Determine the count of lines holding the string "forecast". Return only the number.

======== Supplied information

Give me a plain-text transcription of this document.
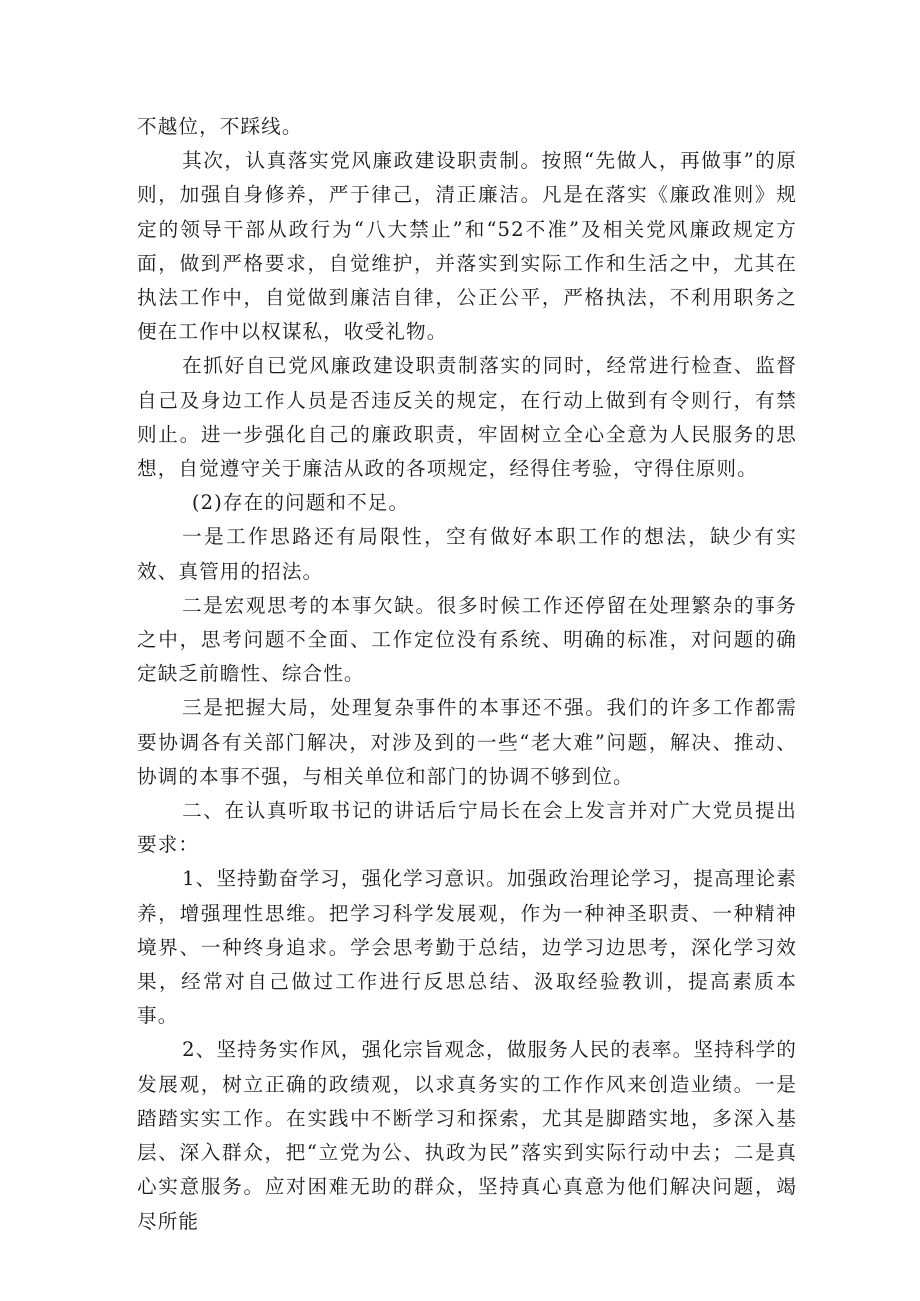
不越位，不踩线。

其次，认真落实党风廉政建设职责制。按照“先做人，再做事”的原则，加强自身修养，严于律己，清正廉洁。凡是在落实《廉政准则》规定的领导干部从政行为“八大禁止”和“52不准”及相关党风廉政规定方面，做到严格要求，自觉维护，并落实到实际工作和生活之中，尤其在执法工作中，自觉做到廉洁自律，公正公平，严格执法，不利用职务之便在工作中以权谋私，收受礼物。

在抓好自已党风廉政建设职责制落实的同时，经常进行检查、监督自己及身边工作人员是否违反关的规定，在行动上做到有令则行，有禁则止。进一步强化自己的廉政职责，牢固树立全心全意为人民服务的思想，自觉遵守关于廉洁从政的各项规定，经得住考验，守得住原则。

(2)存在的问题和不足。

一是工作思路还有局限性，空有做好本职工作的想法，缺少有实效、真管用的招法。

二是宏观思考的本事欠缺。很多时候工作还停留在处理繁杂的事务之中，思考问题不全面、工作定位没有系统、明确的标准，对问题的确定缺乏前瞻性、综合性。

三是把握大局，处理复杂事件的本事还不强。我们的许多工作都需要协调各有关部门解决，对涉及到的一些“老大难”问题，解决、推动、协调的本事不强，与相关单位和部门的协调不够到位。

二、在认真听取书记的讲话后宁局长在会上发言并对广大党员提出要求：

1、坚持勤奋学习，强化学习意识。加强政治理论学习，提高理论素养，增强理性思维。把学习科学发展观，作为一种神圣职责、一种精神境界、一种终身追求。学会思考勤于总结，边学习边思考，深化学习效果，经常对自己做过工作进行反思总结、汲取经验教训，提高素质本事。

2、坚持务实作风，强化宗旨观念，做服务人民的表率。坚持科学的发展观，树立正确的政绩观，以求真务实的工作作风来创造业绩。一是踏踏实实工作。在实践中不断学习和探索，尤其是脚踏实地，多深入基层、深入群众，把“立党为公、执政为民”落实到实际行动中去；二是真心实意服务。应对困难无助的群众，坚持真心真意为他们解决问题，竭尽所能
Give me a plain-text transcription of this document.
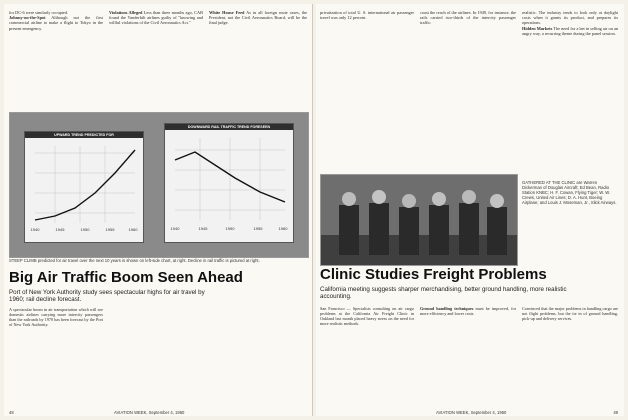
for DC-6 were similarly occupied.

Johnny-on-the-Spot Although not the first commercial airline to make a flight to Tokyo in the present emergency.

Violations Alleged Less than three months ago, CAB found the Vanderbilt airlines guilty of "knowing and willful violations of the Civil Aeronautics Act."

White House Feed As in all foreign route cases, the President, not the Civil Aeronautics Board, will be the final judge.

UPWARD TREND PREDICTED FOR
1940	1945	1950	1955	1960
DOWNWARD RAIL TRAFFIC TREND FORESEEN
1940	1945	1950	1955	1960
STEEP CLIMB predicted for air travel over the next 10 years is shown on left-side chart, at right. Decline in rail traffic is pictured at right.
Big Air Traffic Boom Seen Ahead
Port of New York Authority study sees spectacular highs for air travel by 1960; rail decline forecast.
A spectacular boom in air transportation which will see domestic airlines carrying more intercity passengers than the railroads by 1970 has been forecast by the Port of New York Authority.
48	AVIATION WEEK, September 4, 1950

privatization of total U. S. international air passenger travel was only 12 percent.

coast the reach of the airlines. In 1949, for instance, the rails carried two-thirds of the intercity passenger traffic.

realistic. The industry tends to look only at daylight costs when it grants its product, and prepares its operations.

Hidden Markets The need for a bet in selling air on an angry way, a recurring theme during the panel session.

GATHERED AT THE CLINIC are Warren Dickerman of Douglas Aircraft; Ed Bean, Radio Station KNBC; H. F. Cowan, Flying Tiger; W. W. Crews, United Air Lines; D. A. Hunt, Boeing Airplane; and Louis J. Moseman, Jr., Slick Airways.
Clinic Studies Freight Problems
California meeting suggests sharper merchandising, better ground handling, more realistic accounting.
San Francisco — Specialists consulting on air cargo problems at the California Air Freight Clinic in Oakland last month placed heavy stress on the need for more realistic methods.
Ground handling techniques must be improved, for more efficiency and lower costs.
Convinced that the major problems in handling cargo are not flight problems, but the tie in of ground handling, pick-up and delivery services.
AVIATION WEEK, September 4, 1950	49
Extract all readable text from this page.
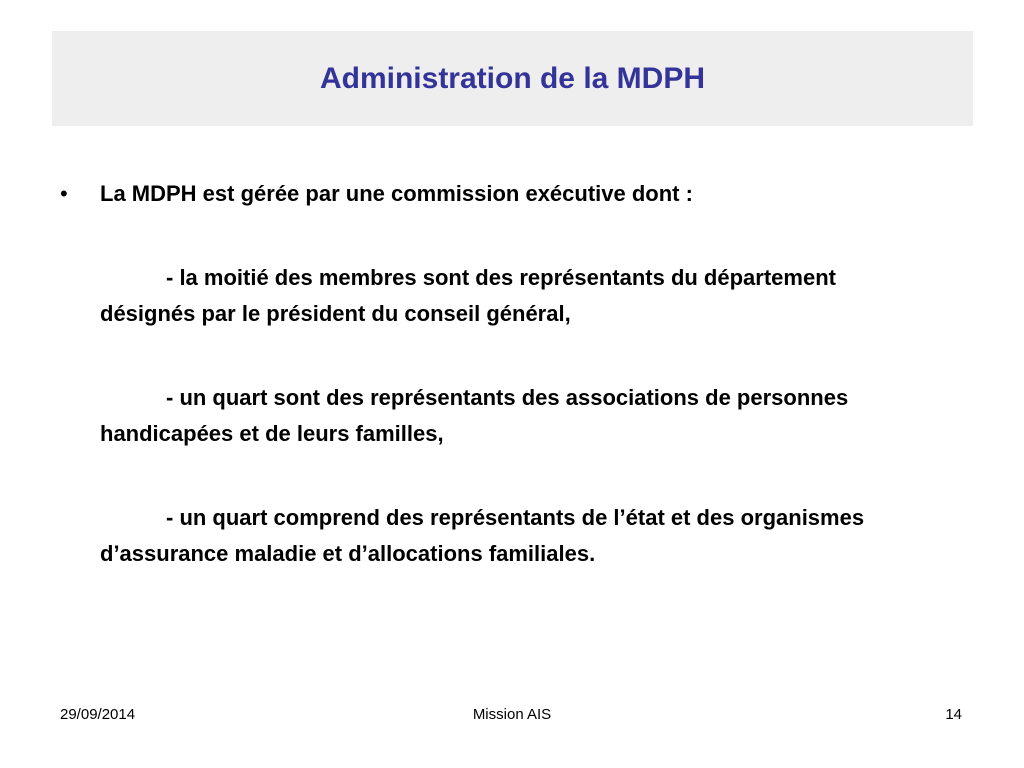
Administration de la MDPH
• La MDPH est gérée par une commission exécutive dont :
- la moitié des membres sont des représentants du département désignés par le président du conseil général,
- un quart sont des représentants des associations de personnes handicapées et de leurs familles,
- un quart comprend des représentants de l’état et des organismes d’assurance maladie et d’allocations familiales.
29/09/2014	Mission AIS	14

================

Result of this exercise:
2